Start of Data provided
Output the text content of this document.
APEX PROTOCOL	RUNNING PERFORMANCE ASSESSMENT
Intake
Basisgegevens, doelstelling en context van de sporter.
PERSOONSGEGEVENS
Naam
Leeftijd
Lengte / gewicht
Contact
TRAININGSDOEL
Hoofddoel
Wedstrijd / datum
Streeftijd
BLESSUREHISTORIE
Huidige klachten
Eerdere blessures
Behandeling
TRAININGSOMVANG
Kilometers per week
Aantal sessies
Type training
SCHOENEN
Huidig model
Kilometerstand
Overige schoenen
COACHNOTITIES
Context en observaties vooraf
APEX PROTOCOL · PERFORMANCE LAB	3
End of Data provided
=== The exercise ===
Look through the material above. Copy each line where the word "APEX" appears.

=== Response to the task ===
APEX PROTOCOL	RUNNING PERFORMANCE ASSESSMENT
APEX PROTOCOL · PERFORMANCE LAB	3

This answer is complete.